- STATED EXERCISE
Identify each line holding the string "Fahrzeug" and copy it.

- DATA EXTRACT
◆ ◆ ◆
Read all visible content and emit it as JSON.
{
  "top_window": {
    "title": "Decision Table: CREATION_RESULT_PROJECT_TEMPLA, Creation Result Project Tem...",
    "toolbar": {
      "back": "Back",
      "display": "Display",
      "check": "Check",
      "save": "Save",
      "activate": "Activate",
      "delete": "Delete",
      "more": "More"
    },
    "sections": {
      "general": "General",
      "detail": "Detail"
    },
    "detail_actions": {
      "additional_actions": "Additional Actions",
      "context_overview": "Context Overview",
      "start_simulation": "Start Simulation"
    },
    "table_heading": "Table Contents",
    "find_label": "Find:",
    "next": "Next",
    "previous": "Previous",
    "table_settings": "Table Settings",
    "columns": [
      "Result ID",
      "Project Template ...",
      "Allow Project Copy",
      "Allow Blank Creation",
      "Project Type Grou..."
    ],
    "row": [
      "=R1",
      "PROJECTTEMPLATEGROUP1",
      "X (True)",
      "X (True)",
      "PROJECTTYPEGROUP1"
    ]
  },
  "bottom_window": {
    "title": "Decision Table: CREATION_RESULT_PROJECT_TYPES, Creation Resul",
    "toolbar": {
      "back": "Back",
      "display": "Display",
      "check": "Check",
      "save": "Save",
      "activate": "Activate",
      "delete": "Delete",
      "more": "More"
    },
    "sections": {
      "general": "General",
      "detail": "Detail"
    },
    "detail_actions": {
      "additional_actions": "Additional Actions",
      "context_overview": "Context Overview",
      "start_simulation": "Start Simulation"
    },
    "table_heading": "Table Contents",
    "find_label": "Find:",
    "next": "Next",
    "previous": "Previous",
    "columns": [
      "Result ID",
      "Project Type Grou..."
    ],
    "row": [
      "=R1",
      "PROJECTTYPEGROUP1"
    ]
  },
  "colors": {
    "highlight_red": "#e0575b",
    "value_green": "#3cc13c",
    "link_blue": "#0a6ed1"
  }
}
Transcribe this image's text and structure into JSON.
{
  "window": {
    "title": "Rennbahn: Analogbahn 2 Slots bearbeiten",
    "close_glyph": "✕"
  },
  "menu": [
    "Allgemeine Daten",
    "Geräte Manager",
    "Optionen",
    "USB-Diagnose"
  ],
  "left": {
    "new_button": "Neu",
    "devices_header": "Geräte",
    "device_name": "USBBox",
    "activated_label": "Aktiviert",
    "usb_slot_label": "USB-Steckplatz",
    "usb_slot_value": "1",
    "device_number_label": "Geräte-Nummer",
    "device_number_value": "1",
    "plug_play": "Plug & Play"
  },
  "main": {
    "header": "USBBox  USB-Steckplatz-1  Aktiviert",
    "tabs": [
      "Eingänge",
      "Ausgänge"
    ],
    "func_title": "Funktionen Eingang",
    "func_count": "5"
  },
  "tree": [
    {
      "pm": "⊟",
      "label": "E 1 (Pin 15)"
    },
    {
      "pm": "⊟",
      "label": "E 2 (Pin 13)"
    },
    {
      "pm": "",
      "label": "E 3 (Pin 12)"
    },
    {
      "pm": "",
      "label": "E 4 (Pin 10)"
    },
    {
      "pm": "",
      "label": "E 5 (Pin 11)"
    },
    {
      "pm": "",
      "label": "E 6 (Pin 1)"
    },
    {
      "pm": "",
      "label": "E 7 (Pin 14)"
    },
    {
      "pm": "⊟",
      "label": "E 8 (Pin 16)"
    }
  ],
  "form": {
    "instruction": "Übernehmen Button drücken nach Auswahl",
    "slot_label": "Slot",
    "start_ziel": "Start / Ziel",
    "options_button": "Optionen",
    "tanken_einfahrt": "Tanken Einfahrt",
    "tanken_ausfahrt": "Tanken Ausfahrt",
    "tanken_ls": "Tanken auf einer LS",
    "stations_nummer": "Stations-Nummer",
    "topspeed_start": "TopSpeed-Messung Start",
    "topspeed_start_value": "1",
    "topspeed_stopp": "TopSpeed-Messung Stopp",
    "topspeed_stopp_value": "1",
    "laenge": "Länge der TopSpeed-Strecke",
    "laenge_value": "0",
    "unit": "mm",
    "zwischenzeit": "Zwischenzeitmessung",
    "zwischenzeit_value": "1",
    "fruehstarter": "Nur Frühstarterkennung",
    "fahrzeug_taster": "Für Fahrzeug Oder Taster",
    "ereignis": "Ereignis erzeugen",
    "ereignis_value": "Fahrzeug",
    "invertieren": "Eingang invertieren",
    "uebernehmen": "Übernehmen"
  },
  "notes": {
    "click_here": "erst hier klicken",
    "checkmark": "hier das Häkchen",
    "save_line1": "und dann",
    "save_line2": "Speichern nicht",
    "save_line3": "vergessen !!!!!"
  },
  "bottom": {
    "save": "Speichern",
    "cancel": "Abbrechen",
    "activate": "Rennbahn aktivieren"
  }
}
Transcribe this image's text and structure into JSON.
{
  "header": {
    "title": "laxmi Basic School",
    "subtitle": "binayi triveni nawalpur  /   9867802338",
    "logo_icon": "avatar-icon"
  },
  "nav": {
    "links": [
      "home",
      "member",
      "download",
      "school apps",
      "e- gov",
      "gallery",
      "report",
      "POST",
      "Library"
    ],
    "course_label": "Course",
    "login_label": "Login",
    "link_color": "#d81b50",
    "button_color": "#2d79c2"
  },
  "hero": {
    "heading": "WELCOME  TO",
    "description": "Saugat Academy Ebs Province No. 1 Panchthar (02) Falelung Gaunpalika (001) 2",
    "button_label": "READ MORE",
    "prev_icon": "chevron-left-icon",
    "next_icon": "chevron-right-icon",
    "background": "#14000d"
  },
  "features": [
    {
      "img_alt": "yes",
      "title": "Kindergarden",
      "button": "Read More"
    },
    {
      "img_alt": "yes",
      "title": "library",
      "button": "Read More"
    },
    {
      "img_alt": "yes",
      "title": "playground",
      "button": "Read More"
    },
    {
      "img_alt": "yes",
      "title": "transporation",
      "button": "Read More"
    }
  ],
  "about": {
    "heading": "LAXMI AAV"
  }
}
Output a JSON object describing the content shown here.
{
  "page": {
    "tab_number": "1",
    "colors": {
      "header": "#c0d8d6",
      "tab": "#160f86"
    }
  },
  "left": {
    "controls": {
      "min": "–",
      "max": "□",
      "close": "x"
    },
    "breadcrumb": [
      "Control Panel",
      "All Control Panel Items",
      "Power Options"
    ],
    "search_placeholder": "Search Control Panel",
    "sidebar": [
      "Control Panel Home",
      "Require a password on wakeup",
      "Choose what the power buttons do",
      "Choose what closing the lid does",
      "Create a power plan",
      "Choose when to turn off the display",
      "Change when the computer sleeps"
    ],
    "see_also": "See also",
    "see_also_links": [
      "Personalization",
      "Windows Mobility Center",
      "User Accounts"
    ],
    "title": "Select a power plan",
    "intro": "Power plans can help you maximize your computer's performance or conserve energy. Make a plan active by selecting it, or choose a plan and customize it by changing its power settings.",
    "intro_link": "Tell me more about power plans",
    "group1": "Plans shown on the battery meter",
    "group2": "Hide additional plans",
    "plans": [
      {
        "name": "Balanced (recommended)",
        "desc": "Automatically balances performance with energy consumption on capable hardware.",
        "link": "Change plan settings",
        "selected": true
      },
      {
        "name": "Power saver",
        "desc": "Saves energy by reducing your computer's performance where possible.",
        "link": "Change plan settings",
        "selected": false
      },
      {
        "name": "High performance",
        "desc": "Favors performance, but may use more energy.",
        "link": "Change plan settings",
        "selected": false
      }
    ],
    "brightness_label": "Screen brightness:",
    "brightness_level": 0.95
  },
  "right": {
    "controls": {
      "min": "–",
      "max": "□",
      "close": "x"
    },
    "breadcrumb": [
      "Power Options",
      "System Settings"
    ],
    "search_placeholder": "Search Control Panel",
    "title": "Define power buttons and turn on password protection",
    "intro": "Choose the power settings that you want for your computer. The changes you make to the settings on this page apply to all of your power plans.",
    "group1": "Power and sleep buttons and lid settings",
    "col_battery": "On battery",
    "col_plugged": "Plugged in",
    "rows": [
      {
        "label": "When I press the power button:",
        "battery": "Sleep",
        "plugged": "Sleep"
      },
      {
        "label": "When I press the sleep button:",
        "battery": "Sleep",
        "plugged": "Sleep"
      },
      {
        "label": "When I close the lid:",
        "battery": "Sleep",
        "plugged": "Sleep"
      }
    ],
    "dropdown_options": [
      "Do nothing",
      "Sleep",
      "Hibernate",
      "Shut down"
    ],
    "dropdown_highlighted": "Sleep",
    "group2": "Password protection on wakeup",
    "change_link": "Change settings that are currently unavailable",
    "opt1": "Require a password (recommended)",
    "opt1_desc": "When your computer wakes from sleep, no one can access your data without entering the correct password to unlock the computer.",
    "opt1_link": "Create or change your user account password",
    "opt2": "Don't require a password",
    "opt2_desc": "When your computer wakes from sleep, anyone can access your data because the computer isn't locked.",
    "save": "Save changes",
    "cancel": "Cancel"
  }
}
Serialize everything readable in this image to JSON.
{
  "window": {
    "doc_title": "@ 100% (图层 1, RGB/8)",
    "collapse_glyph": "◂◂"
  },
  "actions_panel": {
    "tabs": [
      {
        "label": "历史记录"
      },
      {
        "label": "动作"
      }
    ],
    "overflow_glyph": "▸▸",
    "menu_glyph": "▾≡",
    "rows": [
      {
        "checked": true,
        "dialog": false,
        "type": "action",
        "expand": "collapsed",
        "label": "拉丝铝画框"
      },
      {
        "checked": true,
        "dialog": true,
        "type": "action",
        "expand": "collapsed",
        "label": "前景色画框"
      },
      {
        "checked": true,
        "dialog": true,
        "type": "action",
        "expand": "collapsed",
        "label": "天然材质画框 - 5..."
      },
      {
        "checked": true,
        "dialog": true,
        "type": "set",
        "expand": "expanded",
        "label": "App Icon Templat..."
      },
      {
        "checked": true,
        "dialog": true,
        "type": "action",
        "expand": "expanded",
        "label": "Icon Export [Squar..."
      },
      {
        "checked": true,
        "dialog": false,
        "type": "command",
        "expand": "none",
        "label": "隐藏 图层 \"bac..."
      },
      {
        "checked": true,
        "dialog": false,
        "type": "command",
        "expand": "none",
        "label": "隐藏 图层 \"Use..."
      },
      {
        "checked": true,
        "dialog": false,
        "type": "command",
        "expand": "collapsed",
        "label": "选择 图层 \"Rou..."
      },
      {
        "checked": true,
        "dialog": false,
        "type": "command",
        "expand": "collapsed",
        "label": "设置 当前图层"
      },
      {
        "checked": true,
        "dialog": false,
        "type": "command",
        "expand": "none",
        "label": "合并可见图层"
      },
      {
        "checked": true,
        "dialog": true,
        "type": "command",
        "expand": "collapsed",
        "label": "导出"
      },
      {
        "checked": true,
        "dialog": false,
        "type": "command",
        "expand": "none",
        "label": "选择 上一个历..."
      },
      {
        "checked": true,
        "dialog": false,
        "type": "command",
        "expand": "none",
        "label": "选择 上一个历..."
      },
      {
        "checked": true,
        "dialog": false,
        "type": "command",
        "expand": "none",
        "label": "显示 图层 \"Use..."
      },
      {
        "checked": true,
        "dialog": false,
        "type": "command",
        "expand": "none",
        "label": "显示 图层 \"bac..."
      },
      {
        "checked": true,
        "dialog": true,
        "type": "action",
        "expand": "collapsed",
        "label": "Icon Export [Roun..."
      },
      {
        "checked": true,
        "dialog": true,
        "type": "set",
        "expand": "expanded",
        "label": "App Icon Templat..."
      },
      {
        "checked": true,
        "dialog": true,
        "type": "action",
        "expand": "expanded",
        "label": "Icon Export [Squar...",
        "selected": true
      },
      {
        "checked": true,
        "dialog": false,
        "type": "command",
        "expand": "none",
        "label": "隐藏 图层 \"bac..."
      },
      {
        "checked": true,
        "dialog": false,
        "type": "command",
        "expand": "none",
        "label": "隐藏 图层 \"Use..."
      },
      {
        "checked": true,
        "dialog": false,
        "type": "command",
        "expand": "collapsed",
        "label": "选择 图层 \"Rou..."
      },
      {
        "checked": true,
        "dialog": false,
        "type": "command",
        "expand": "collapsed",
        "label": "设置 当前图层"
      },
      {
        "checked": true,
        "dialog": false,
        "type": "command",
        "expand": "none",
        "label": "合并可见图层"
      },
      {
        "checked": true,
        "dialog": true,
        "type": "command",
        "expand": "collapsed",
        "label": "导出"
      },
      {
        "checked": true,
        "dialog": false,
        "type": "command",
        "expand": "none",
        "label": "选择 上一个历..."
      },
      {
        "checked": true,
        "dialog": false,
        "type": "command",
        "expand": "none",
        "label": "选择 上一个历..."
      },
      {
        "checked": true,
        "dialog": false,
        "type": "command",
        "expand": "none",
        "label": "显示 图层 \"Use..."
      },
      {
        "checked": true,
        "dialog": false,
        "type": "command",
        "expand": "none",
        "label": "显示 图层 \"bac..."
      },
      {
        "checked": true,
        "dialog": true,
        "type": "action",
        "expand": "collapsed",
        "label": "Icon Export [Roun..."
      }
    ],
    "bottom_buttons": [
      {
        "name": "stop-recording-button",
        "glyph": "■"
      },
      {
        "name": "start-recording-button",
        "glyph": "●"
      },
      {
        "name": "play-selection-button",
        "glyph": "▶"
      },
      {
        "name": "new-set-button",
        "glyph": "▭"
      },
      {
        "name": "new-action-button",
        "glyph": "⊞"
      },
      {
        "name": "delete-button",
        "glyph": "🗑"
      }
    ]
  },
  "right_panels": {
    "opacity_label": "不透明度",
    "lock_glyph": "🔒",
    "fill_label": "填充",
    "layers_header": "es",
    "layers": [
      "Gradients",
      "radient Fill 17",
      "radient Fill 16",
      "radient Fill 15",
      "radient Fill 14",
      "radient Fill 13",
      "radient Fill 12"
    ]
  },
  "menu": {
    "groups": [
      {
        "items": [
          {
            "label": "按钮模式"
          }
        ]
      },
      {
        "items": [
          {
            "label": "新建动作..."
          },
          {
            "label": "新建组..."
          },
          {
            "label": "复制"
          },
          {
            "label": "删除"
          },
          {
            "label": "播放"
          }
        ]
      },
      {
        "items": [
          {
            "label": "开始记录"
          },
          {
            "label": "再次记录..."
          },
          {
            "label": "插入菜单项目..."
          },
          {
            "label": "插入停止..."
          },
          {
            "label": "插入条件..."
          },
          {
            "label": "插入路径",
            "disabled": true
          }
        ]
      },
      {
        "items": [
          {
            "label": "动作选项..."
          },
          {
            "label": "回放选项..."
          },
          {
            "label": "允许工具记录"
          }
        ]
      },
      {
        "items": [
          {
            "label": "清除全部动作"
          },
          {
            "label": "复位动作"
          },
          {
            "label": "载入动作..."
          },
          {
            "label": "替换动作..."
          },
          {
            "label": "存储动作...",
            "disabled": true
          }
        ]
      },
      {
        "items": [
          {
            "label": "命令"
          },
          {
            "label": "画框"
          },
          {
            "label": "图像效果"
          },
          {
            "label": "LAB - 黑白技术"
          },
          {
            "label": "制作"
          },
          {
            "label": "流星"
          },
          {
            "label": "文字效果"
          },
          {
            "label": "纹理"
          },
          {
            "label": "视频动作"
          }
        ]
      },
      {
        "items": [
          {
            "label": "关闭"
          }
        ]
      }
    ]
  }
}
◆ ◆ ◆
- TASK OUTPUT
    "fahrzeug_taster": "Für Fahrzeug Oder Taster",
    "ereignis_value": "Fahrzeug",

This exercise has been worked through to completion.